§ Data records
···
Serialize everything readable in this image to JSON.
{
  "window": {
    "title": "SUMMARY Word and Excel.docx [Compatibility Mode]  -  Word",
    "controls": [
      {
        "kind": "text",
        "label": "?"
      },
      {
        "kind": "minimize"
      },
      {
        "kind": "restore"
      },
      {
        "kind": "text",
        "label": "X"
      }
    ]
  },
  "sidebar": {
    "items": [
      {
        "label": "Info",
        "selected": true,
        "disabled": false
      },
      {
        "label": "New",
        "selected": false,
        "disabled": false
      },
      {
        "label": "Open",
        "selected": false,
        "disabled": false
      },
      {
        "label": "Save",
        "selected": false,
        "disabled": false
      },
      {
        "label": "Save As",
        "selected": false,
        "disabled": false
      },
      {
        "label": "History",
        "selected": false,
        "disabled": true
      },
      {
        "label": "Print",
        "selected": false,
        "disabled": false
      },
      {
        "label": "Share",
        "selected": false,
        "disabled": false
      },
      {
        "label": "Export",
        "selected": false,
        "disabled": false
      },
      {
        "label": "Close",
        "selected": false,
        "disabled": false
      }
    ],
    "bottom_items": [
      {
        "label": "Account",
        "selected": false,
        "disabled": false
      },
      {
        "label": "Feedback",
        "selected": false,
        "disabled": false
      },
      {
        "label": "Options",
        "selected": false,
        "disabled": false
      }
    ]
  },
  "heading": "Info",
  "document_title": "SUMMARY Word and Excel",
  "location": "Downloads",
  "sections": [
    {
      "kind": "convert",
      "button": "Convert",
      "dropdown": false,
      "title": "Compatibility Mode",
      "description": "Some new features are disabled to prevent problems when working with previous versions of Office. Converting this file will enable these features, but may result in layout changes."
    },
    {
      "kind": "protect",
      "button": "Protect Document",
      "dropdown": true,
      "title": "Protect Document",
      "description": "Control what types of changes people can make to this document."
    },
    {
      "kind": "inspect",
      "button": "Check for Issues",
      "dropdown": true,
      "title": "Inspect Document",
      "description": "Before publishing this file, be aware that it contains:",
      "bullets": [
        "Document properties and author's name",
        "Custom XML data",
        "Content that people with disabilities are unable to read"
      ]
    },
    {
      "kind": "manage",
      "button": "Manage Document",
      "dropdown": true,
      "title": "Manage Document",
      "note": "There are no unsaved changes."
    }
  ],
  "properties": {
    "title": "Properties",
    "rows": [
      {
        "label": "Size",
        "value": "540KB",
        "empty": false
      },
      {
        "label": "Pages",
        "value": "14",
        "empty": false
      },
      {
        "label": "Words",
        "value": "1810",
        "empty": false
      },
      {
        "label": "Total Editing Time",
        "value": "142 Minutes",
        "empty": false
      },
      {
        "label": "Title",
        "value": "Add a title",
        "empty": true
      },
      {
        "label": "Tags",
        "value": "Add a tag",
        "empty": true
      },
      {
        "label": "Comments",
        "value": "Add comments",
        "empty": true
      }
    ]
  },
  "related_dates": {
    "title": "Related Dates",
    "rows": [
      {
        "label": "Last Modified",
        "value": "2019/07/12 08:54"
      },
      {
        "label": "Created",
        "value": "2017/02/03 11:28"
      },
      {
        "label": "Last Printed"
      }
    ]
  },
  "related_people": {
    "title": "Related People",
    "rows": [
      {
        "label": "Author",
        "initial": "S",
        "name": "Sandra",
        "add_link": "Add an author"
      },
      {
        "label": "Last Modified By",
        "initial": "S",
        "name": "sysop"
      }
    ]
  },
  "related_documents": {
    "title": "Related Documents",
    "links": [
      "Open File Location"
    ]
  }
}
···
§ TASK INSTRUCTIONS
Pull out and copy each line containing the string "Last".

§ THE OUTPUT
        "label": "Last Modified",
        "label": "Last Printed"
        "label": "Last Modified By",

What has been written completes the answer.